▸ **AIM OF THE EXERCISE**: Reproduce the lines below word for word, omitting the pictures.

▸ **MATERIAL PROVIDED**:

━━━━━━━━

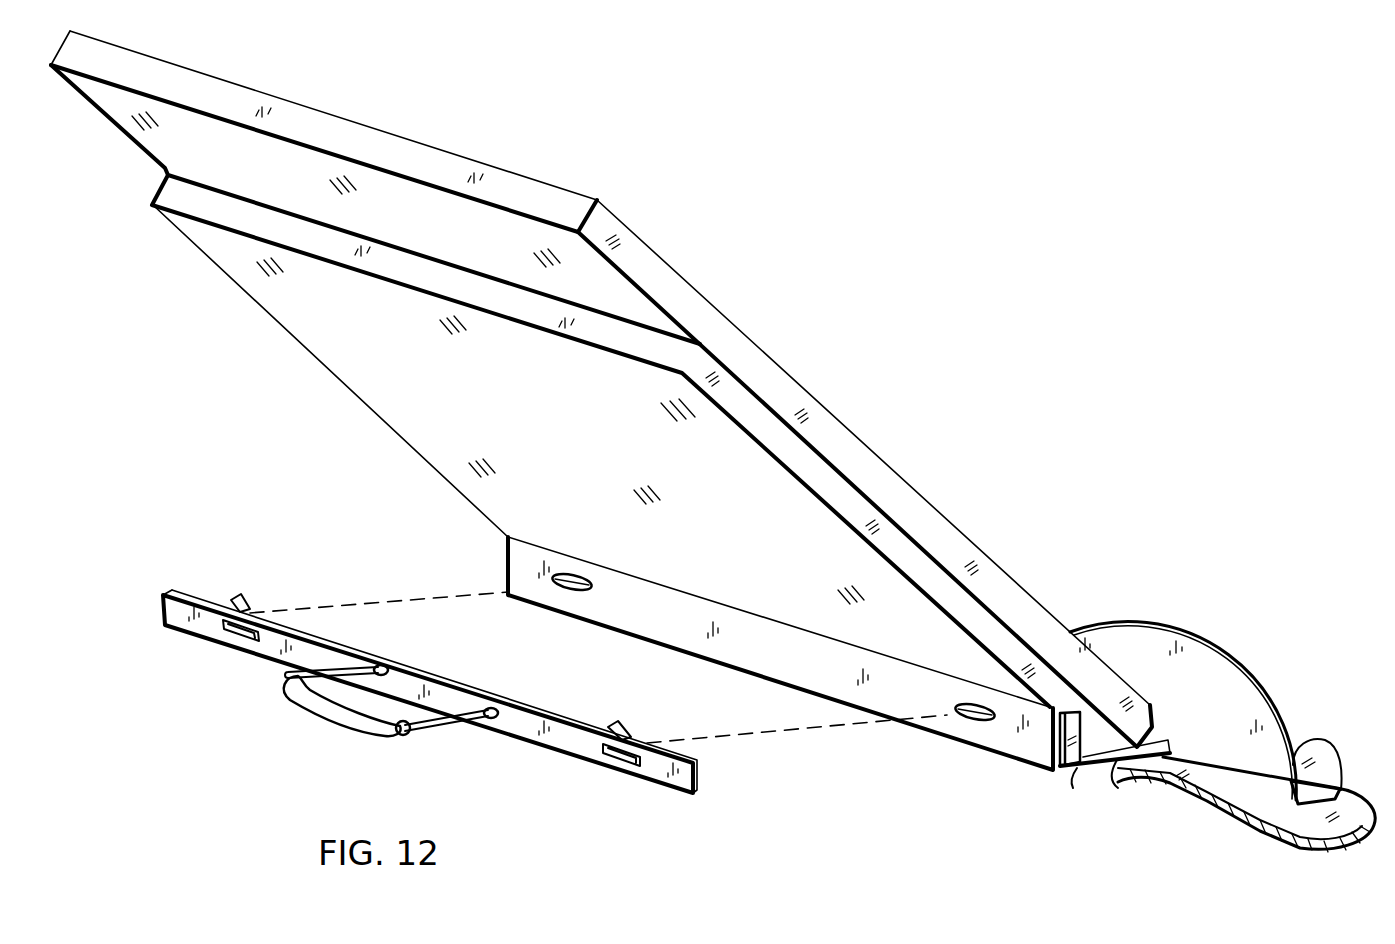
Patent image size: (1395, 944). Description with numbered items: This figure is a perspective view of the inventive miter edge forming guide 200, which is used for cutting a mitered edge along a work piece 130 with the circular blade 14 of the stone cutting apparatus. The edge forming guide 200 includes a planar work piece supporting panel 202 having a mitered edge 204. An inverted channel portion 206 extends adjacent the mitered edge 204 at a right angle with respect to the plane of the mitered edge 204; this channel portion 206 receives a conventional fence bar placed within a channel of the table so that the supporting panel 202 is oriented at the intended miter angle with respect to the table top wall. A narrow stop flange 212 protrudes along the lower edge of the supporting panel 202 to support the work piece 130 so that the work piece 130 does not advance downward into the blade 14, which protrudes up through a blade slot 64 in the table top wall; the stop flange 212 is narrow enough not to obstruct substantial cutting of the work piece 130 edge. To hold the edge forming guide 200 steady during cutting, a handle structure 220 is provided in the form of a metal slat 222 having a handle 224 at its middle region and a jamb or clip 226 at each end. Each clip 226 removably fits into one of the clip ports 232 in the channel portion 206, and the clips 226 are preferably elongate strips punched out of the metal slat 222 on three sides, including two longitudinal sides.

The miter edge forming guide 200 is at (890, 287).
The work piece 130 is at (655, 252).
The work piece supporting panel 202 is at (290, 327).
The clip ports 232 is at (577, 580).
The inverted channel portion 206 is at (1085, 768).
The mitered edge 204 is at (1112, 767).
The circular blade 14 is at (1213, 652).
The blade slot 64 is at (1317, 785).
The stop flange 212 is at (1168, 788).
The handle structure 220 is at (699, 778).
The clip 226 is at (242, 610).
The metal slat 222 is at (524, 732).
The handle 224 is at (369, 727).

━━━━━━━━

▸ **THE RESPONSE**:
Patent image size: (1395, 944). Description with numbered items: This figure is a perspective view of the inventive miter edge forming guide 200, which is used for cutting a mitered edge along a work piece 130 with the circular blade 14 of the stone cutting apparatus. The edge forming guide 200 includes a planar work piece supporting panel 202 having a mitered edge 204. An inverted channel portion 206 extends adjacent the mitered edge 204 at a right angle with respect to the plane of the mitered edge 204; this channel portion 206 receives a conventional fence bar placed within a channel of the table so that the supporting panel 202 is oriented at the intended miter angle with respect to the table top wall. A narrow stop flange 212 protrudes along the lower edge of the supporting panel 202 to support the work piece 130 so that the work piece 130 does not advance downward into the blade 14, which protrudes up through a blade slot 64 in the table top wall; the stop flange 212 is narrow enough not to obstruct substantial cutting of the work piece 130 edge. To hold the edge forming guide 200 steady during cutting, a handle structure 220 is provided in the form of a metal slat 222 having a handle 224 at its middle region and a jamb or clip 226 at each end. Each clip 226 removably fits into one of the clip ports 232 in the channel portion 206, and the clips 226 are preferably elongate strips punched out of the metal slat 222 on three sides, including two longitudinal sides.

The miter edge forming guide 200 is at (890, 287).
The work piece 130 is at (655, 252).
The work piece supporting panel 202 is at (290, 327).
The clip ports 232 is at (577, 580).
The inverted channel portion 206 is at (1085, 768).
The mitered edge 204 is at (1112, 767).
The circular blade 14 is at (1213, 652).
The blade slot 64 is at (1317, 785).
The stop flange 212 is at (1168, 788).
The handle structure 220 is at (699, 778).
The clip 226 is at (242, 610).
The metal slat 222 is at (524, 732).
The handle 224 is at (369, 727).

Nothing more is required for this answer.